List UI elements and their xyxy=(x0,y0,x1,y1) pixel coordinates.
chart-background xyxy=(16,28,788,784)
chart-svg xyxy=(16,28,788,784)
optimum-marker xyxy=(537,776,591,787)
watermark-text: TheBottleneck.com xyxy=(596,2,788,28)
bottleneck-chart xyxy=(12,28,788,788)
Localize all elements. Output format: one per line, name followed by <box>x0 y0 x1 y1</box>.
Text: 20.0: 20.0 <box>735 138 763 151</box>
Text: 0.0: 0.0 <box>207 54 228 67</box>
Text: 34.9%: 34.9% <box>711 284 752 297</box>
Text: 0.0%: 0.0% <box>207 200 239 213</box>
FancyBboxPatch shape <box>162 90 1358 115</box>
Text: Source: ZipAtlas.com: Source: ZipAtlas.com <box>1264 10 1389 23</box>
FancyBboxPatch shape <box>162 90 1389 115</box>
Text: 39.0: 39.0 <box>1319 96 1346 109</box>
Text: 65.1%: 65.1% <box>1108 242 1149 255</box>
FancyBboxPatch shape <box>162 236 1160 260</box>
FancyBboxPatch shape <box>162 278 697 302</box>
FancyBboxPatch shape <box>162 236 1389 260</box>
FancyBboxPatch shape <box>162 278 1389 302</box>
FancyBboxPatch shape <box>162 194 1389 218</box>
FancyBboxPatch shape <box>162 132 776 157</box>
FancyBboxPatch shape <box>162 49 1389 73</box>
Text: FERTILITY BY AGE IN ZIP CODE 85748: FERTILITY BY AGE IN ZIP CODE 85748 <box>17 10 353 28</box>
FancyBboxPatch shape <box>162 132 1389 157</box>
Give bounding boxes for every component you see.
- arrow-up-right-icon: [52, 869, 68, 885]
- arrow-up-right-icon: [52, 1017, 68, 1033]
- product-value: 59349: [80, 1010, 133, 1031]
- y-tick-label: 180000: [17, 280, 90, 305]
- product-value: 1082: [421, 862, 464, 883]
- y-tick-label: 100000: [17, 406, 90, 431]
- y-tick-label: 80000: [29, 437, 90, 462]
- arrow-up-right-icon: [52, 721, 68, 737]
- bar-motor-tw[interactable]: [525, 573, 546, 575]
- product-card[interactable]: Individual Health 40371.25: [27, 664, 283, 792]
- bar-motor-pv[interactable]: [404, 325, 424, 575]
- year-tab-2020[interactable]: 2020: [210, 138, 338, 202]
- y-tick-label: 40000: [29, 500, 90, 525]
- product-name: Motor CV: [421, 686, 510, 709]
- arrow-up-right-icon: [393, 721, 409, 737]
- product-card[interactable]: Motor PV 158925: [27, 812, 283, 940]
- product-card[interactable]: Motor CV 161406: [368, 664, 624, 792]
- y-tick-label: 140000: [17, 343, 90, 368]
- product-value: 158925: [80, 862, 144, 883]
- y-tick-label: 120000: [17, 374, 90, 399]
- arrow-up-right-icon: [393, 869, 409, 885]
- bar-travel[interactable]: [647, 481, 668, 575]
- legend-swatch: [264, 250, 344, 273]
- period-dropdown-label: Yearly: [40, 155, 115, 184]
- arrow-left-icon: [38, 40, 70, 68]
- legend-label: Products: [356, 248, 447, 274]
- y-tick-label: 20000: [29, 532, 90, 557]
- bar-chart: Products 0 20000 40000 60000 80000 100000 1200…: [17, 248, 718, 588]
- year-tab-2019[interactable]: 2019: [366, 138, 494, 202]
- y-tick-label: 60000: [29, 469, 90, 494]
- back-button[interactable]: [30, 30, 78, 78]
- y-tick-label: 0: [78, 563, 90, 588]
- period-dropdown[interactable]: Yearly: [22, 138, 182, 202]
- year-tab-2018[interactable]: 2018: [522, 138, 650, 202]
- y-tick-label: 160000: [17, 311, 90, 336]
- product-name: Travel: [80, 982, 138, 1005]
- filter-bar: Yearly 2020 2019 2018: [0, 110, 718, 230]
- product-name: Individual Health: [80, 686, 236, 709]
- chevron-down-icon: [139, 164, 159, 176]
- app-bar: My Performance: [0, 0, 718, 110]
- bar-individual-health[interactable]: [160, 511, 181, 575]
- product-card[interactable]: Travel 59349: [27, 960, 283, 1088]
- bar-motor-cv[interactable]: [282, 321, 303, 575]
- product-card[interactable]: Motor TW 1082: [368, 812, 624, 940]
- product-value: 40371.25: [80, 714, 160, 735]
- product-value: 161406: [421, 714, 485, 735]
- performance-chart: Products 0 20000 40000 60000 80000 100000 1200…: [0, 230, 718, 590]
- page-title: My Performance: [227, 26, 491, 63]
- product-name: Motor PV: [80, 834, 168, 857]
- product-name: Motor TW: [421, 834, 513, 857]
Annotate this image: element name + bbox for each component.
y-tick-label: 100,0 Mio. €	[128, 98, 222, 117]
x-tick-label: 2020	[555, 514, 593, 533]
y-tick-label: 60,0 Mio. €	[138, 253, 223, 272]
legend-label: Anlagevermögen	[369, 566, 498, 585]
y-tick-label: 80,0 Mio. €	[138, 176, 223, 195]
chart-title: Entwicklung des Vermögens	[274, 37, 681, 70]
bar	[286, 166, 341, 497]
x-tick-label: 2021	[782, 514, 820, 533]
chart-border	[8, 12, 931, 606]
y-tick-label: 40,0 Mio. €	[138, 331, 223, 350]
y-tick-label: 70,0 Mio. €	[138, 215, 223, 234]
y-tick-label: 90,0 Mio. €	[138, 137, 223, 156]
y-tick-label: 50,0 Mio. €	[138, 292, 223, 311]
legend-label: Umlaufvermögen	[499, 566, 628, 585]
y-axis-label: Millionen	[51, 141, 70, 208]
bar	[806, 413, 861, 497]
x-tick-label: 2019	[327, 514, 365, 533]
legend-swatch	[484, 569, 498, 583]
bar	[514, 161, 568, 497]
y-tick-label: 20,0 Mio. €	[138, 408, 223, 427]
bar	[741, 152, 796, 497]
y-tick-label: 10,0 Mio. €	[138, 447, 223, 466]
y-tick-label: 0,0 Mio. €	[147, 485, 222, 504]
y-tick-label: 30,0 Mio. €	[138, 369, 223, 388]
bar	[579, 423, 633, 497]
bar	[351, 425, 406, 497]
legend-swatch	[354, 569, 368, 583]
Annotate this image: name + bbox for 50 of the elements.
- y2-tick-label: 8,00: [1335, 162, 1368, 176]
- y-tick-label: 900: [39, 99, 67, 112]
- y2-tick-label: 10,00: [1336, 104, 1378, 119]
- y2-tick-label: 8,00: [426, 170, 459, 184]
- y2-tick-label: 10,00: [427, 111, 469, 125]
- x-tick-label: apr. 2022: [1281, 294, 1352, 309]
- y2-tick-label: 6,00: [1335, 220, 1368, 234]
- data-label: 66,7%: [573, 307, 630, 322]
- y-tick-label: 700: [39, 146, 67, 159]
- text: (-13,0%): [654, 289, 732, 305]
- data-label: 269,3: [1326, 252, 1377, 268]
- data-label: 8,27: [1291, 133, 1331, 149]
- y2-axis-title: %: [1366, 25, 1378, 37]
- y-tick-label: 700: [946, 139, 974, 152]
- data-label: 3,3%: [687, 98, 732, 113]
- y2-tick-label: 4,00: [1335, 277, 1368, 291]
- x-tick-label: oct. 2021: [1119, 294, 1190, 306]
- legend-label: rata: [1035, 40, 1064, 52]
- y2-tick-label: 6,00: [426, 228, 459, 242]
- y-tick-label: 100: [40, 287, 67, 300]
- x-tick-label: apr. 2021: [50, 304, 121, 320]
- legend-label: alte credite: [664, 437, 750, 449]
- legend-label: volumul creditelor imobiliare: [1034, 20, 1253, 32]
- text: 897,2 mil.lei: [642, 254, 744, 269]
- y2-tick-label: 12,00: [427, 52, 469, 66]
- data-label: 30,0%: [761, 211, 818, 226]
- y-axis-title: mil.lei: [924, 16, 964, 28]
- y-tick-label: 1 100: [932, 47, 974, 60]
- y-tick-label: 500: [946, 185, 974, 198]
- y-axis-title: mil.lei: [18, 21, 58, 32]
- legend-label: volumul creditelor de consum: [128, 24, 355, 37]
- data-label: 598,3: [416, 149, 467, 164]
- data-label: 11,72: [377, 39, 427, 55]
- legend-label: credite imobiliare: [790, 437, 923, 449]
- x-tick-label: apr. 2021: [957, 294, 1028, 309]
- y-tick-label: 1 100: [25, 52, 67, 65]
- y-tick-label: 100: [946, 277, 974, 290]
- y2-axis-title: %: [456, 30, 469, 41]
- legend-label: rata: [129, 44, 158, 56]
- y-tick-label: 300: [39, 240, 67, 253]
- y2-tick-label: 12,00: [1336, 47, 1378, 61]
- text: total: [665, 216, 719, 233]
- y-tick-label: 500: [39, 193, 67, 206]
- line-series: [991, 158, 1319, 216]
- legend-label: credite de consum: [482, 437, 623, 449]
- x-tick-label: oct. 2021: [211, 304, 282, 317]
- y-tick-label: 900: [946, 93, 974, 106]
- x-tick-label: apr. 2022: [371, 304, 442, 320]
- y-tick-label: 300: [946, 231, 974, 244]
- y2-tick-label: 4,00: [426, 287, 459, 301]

◆ ◆ ◆

**TASK PROMPT**
Render the rows from the first line through the line with "Text: 34.9%: 34.9% <box>711 284 752 297</box>", inclusive, as a Markdown table with the columns No. and Line, leaving out any blank lines.

**FINISHED EXERCISE**
| No. | Line |
|---|---|
| 1 | List UI elements and their xyxy=(x0,y0,x1,y1) pixel coordinates. |
| 2 | chart-background xyxy=(16,28,788,784) |
| 3 | chart-svg xyxy=(16,28,788,784) |
| 4 | optimum-marker xyxy=(537,776,591,787) |
| 5 | watermark-text: TheBottleneck.com xyxy=(596,2,788,28) |
| 6 | bottleneck-chart xyxy=(12,28,788,788) |
| 7 | Localize all elements. Output format: one per line, name followed by <box>x0 y0 x1 y1</box>. |
| 8 | Text: 20.0: 20.0 <box>735 138 763 151</box> |
| 9 | Text: 0.0: 0.0 <box>207 54 228 67</box> |
| 10 | Text: 34.9%: 34.9% <box>711 284 752 297</box> |